_INSTRUCTIONS TO FOLLOW_
Leaving out every picture, quote the data below exactly as it appears.
Start of DATASET EXCERPTS
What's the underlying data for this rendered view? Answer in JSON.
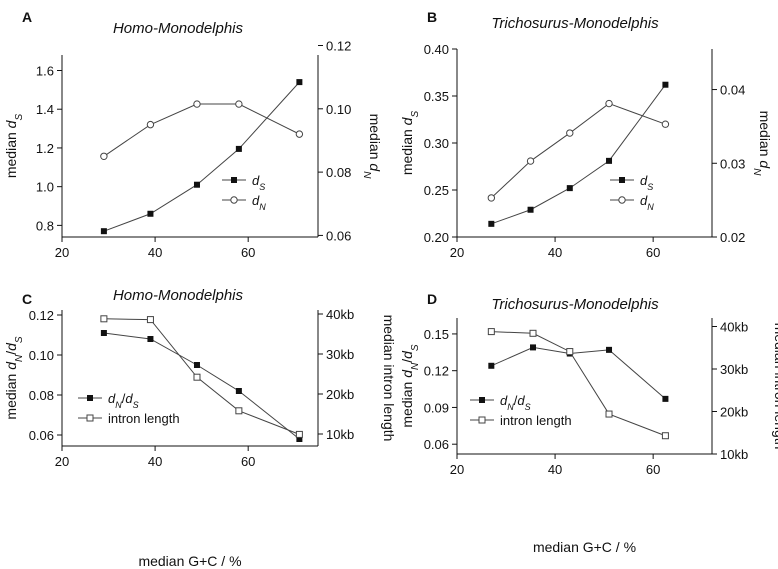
{
  "chart_data": [
    {
      "panel": "A",
      "type": "line",
      "title": "Homo-Monodelphis",
      "xlabel": "",
      "ylabel": [
        "median ",
        "d",
        "S"
      ],
      "y2label": [
        "median ",
        "d",
        "N"
      ],
      "xlim": [
        20,
        75
      ],
      "xticks": [
        20,
        40,
        60
      ],
      "ylim": [
        0.74,
        1.68
      ],
      "yticks": [
        0.8,
        1.0,
        1.2,
        1.4,
        1.6
      ],
      "ytick_labels": [
        "0.8",
        "1.0",
        "1.2",
        "1.4",
        "1.6"
      ],
      "y2lim": [
        0.0595,
        0.117
      ],
      "y2ticks": [
        0.06,
        0.08,
        0.1,
        0.12
      ],
      "y2tick_labels": [
        "0.06",
        "0.08",
        "0.10",
        "0.12"
      ],
      "legend_position": "center-right",
      "series": [
        {
          "name": [
            "d",
            "S"
          ],
          "axis": "left",
          "marker": "filled-square",
          "x": [
            29,
            39,
            49,
            58,
            71
          ],
          "y": [
            0.77,
            0.86,
            1.01,
            1.195,
            1.54
          ]
        },
        {
          "name": [
            "d",
            "N"
          ],
          "axis": "right",
          "marker": "open-circle",
          "x": [
            29,
            39,
            49,
            58,
            71
          ],
          "y": [
            0.085,
            0.095,
            0.1015,
            0.1015,
            0.092
          ]
        }
      ]
    },
    {
      "panel": "B",
      "type": "line",
      "title": "Trichosurus-Monodelphis",
      "xlabel": "",
      "ylabel": [
        "median ",
        "d",
        "S"
      ],
      "y2label": [
        "median ",
        "d",
        "N"
      ],
      "xlim": [
        20,
        72
      ],
      "xticks": [
        20,
        40,
        60
      ],
      "ylim": [
        0.2,
        0.4
      ],
      "yticks": [
        0.2,
        0.25,
        0.3,
        0.35,
        0.4
      ],
      "ytick_labels": [
        "0.20",
        "0.25",
        "0.30",
        "0.35",
        "0.40"
      ],
      "y2lim": [
        0.02,
        0.0455
      ],
      "y2ticks": [
        0.02,
        0.03,
        0.04
      ],
      "y2tick_labels": [
        "0.02",
        "0.03",
        "0.04"
      ],
      "legend_position": "center-right",
      "series": [
        {
          "name": [
            "d",
            "S"
          ],
          "axis": "left",
          "marker": "filled-square",
          "x": [
            27,
            35,
            43,
            51,
            62.5
          ],
          "y": [
            0.214,
            0.229,
            0.252,
            0.281,
            0.362
          ]
        },
        {
          "name": [
            "d",
            "N"
          ],
          "axis": "right",
          "marker": "open-circle",
          "x": [
            27,
            35,
            43,
            51,
            62.5
          ],
          "y": [
            0.0253,
            0.0303,
            0.0341,
            0.0381,
            0.0353
          ]
        }
      ]
    },
    {
      "panel": "C",
      "type": "line",
      "title": "Homo-Monodelphis",
      "xlabel": "median G+C / %",
      "ylabel": [
        "median ",
        "d",
        "N",
        "/",
        "d",
        "S"
      ],
      "y2label": [
        "median intron length"
      ],
      "xlim": [
        20,
        75
      ],
      "xticks": [
        20,
        40,
        60
      ],
      "ylim": [
        0.0545,
        0.1225
      ],
      "yticks": [
        0.06,
        0.08,
        0.1,
        0.12
      ],
      "ytick_labels": [
        "0.06",
        "0.08",
        "0.10",
        "0.12"
      ],
      "y2lim": [
        7,
        41
      ],
      "y2ticks": [
        10,
        20,
        30,
        40
      ],
      "y2tick_labels": [
        "10kb",
        "20kb",
        "30kb",
        "40kb"
      ],
      "legend_position": "bottom-left",
      "series": [
        {
          "name": [
            "d",
            "N",
            "/",
            "d",
            "S"
          ],
          "axis": "left",
          "marker": "filled-square",
          "x": [
            29,
            39,
            49,
            58,
            71
          ],
          "y": [
            0.111,
            0.108,
            0.095,
            0.082,
            0.058
          ]
        },
        {
          "name": [
            "intron length"
          ],
          "axis": "right",
          "marker": "open-square",
          "x": [
            29,
            39,
            49,
            58,
            71
          ],
          "y": [
            38.8,
            38.6,
            24.2,
            15.8,
            9.9
          ]
        }
      ]
    },
    {
      "panel": "D",
      "type": "line",
      "title": "Trichosurus-Monodelphis",
      "xlabel": "median G+C / %",
      "ylabel": [
        "median ",
        "d",
        "N",
        "/",
        "d",
        "S"
      ],
      "y2label": [
        "median intron length"
      ],
      "xlim": [
        20,
        72
      ],
      "xticks": [
        20,
        40,
        60
      ],
      "ylim": [
        0.052,
        0.163
      ],
      "yticks": [
        0.06,
        0.09,
        0.12,
        0.15
      ],
      "ytick_labels": [
        "0.06",
        "0.09",
        "0.12",
        "0.15"
      ],
      "y2lim": [
        10,
        42
      ],
      "y2ticks": [
        10,
        20,
        30,
        40
      ],
      "y2tick_labels": [
        "10kb",
        "20kb",
        "30kb",
        "40kb"
      ],
      "legend_position": "bottom-left",
      "series": [
        {
          "name": [
            "d",
            "N",
            "/",
            "d",
            "S"
          ],
          "axis": "left",
          "marker": "filled-square",
          "x": [
            27,
            35.5,
            43,
            51,
            62.5
          ],
          "y": [
            0.124,
            0.139,
            0.134,
            0.137,
            0.097
          ]
        },
        {
          "name": [
            "intron length"
          ],
          "axis": "right",
          "marker": "open-square",
          "x": [
            27,
            35.5,
            43,
            51,
            62.5
          ],
          "y": [
            38.8,
            38.4,
            34.1,
            19.4,
            14.3
          ]
        }
      ]
    }
  ]
}
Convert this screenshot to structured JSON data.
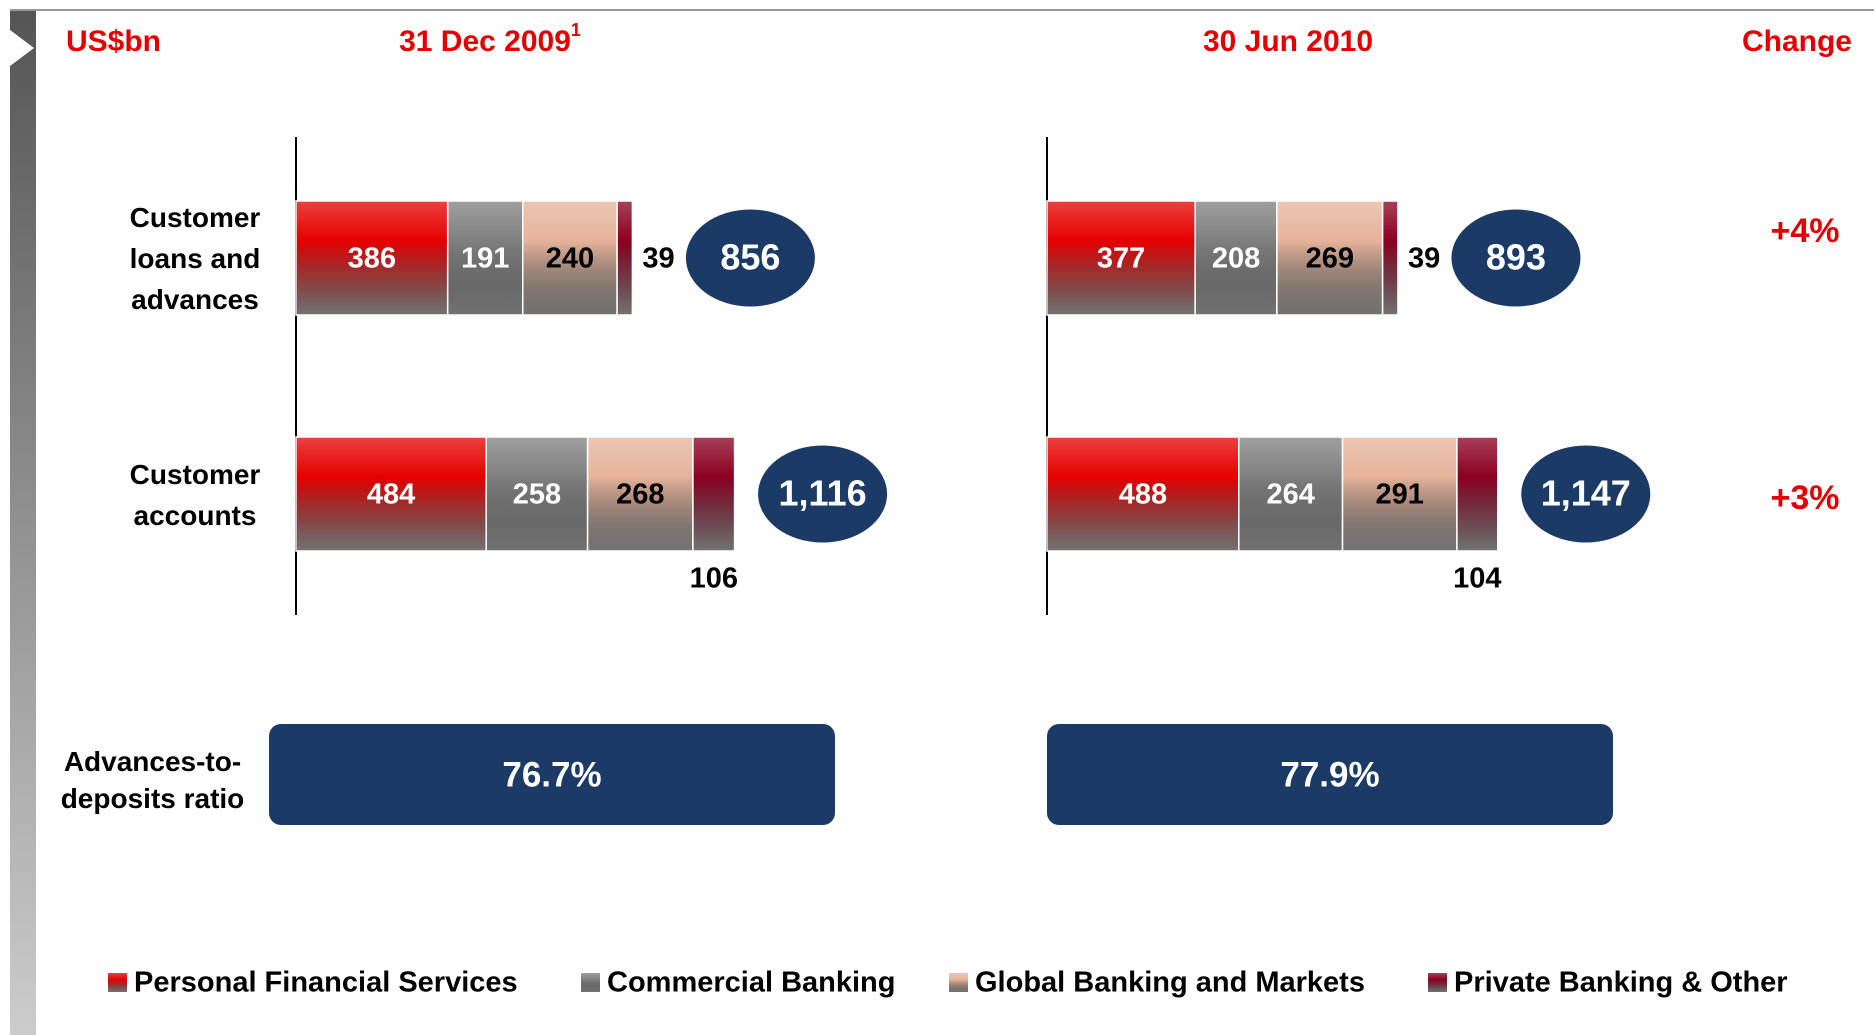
{
  "chart_data": {
    "type": "bar",
    "orientation": "horizontal",
    "stacked": true,
    "unit": "US$bn",
    "change_title": "Change",
    "categories": [
      "Customer loans and advances",
      "Customer accounts"
    ],
    "series": [
      {
        "name": "Personal Financial Services",
        "color": "#e60000"
      },
      {
        "name": "Commercial Banking",
        "color": "#7f7f7f"
      },
      {
        "name": "Global Banking and Markets",
        "color": "#e6b39a"
      },
      {
        "name": "Private Banking & Other",
        "color": "#8c0020"
      }
    ],
    "panels": [
      {
        "title": "31 Dec 2009",
        "footnote": "1",
        "values": [
          [
            386,
            191,
            240,
            39
          ],
          [
            484,
            258,
            268,
            106
          ]
        ],
        "totals": [
          856,
          1116
        ],
        "total_labels": [
          "856",
          "1,116"
        ],
        "ratio": 76.7,
        "ratio_label": "76.7%"
      },
      {
        "title": "30 Jun 2010",
        "values": [
          [
            377,
            208,
            269,
            39
          ],
          [
            488,
            264,
            291,
            104
          ]
        ],
        "totals": [
          893,
          1147
        ],
        "total_labels": [
          "893",
          "1,147"
        ],
        "ratio": 77.9,
        "ratio_label": "77.9%"
      }
    ],
    "ratio_title": "Advances-to-deposits ratio",
    "changes": [
      4,
      3
    ],
    "change_labels": [
      "+4%",
      "+3%"
    ]
  }
}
End of DATASET EXCERPTS
_WRITTEN SOLUTION_
What's the underlying data for this rendered view? Answer in JSON.
{
  "chart_data": [
    {
      "panel": "A",
      "type": "line",
      "title": "Homo-Monodelphis",
      "xlabel": "",
      "ylabel": [
        "median ",
        "d",
        "S"
      ],
      "y2label": [
        "median ",
        "d",
        "N"
      ],
      "xlim": [
        20,
        75
      ],
      "xticks": [
        20,
        40,
        60
      ],
      "ylim": [
        0.74,
        1.68
      ],
      "yticks": [
        0.8,
        1.0,
        1.2,
        1.4,
        1.6
      ],
      "ytick_labels": [
        "0.8",
        "1.0",
        "1.2",
        "1.4",
        "1.6"
      ],
      "y2lim": [
        0.0595,
        0.117
      ],
      "y2ticks": [
        0.06,
        0.08,
        0.1,
        0.12
      ],
      "y2tick_labels": [
        "0.06",
        "0.08",
        "0.10",
        "0.12"
      ],
      "legend_position": "center-right",
      "series": [
        {
          "name": [
            "d",
            "S"
          ],
          "axis": "left",
          "marker": "filled-square",
          "x": [
            29,
            39,
            49,
            58,
            71
          ],
          "y": [
            0.77,
            0.86,
            1.01,
            1.195,
            1.54
          ]
        },
        {
          "name": [
            "d",
            "N"
          ],
          "axis": "right",
          "marker": "open-circle",
          "x": [
            29,
            39,
            49,
            58,
            71
          ],
          "y": [
            0.085,
            0.095,
            0.1015,
            0.1015,
            0.092
          ]
        }
      ]
    },
    {
      "panel": "B",
      "type": "line",
      "title": "Trichosurus-Monodelphis",
      "xlabel": "",
      "ylabel": [
        "median ",
        "d",
        "S"
      ],
      "y2label": [
        "median ",
        "d",
        "N"
      ],
      "xlim": [
        20,
        72
      ],
      "xticks": [
        20,
        40,
        60
      ],
      "ylim": [
        0.2,
        0.4
      ],
      "yticks": [
        0.2,
        0.25,
        0.3,
        0.35,
        0.4
      ],
      "ytick_labels": [
        "0.20",
        "0.25",
        "0.30",
        "0.35",
        "0.40"
      ],
      "y2lim": [
        0.02,
        0.0455
      ],
      "y2ticks": [
        0.02,
        0.03,
        0.04
      ],
      "y2tick_labels": [
        "0.02",
        "0.03",
        "0.04"
      ],
      "legend_position": "center-right",
      "series": [
        {
          "name": [
            "d",
            "S"
          ],
          "axis": "left",
          "marker": "filled-square",
          "x": [
            27,
            35,
            43,
            51,
            62.5
          ],
          "y": [
            0.214,
            0.229,
            0.252,
            0.281,
            0.362
          ]
        },
        {
          "name": [
            "d",
            "N"
          ],
          "axis": "right",
          "marker": "open-circle",
          "x": [
            27,
            35,
            43,
            51,
            62.5
          ],
          "y": [
            0.0253,
            0.0303,
            0.0341,
            0.0381,
            0.0353
          ]
        }
      ]
    },
    {
      "panel": "C",
      "type": "line",
      "title": "Homo-Monodelphis",
      "xlabel": "median G+C / %",
      "ylabel": [
        "median ",
        "d",
        "N",
        "/",
        "d",
        "S"
      ],
      "y2label": [
        "median intron length"
      ],
      "xlim": [
        20,
        75
      ],
      "xticks": [
        20,
        40,
        60
      ],
      "ylim": [
        0.0545,
        0.1225
      ],
      "yticks": [
        0.06,
        0.08,
        0.1,
        0.12
      ],
      "ytick_labels": [
        "0.06",
        "0.08",
        "0.10",
        "0.12"
      ],
      "y2lim": [
        7,
        41
      ],
      "y2ticks": [
        10,
        20,
        30,
        40
      ],
      "y2tick_labels": [
        "10kb",
        "20kb",
        "30kb",
        "40kb"
      ],
      "legend_position": "bottom-left",
      "series": [
        {
          "name": [
            "d",
            "N",
            "/",
            "d",
            "S"
          ],
          "axis": "left",
          "marker": "filled-square",
          "x": [
            29,
            39,
            49,
            58,
            71
          ],
          "y": [
            0.111,
            0.108,
            0.095,
            0.082,
            0.058
          ]
        },
        {
          "name": [
            "intron length"
          ],
          "axis": "right",
          "marker": "open-square",
          "x": [
            29,
            39,
            49,
            58,
            71
          ],
          "y": [
            38.8,
            38.6,
            24.2,
            15.8,
            9.9
          ]
        }
      ]
    },
    {
      "panel": "D",
      "type": "line",
      "title": "Trichosurus-Monodelphis",
      "xlabel": "median G+C / %",
      "ylabel": [
        "median ",
        "d",
        "N",
        "/",
        "d",
        "S"
      ],
      "y2label": [
        "median intron length"
      ],
      "xlim": [
        20,
        72
      ],
      "xticks": [
        20,
        40,
        60
      ],
      "ylim": [
        0.052,
        0.163
      ],
      "yticks": [
        0.06,
        0.09,
        0.12,
        0.15
      ],
      "ytick_labels": [
        "0.06",
        "0.09",
        "0.12",
        "0.15"
      ],
      "y2lim": [
        10,
        42
      ],
      "y2ticks": [
        10,
        20,
        30,
        40
      ],
      "y2tick_labels": [
        "10kb",
        "20kb",
        "30kb",
        "40kb"
      ],
      "legend_position": "bottom-left",
      "series": [
        {
          "name": [
            "d",
            "N",
            "/",
            "d",
            "S"
          ],
          "axis": "left",
          "marker": "filled-square",
          "x": [
            27,
            35.5,
            43,
            51,
            62.5
          ],
          "y": [
            0.124,
            0.139,
            0.134,
            0.137,
            0.097
          ]
        },
        {
          "name": [
            "intron length"
          ],
          "axis": "right",
          "marker": "open-square",
          "x": [
            27,
            35.5,
            43,
            51,
            62.5
          ],
          "y": [
            38.8,
            38.4,
            34.1,
            19.4,
            14.3
          ]
        }
      ]
    }
  ]
}
Convert this screenshot to structured JSON data.
{
  "chart_data": {
    "type": "bar",
    "orientation": "horizontal",
    "stacked": true,
    "unit": "US$bn",
    "change_title": "Change",
    "categories": [
      "Customer loans and advances",
      "Customer accounts"
    ],
    "series": [
      {
        "name": "Personal Financial Services",
        "color": "#e60000"
      },
      {
        "name": "Commercial Banking",
        "color": "#7f7f7f"
      },
      {
        "name": "Global Banking and Markets",
        "color": "#e6b39a"
      },
      {
        "name": "Private Banking & Other",
        "color": "#8c0020"
      }
    ],
    "panels": [
      {
        "title": "31 Dec 2009",
        "footnote": "1",
        "values": [
          [
            386,
            191,
            240,
            39
          ],
          [
            484,
            258,
            268,
            106
          ]
        ],
        "totals": [
          856,
          1116
        ],
        "total_labels": [
          "856",
          "1,116"
        ],
        "ratio": 76.7,
        "ratio_label": "76.7%"
      },
      {
        "title": "30 Jun 2010",
        "values": [
          [
            377,
            208,
            269,
            39
          ],
          [
            488,
            264,
            291,
            104
          ]
        ],
        "totals": [
          893,
          1147
        ],
        "total_labels": [
          "893",
          "1,147"
        ],
        "ratio": 77.9,
        "ratio_label": "77.9%"
      }
    ],
    "ratio_title": "Advances-to-deposits ratio",
    "changes": [
      4,
      3
    ],
    "change_labels": [
      "+4%",
      "+3%"
    ]
  }
}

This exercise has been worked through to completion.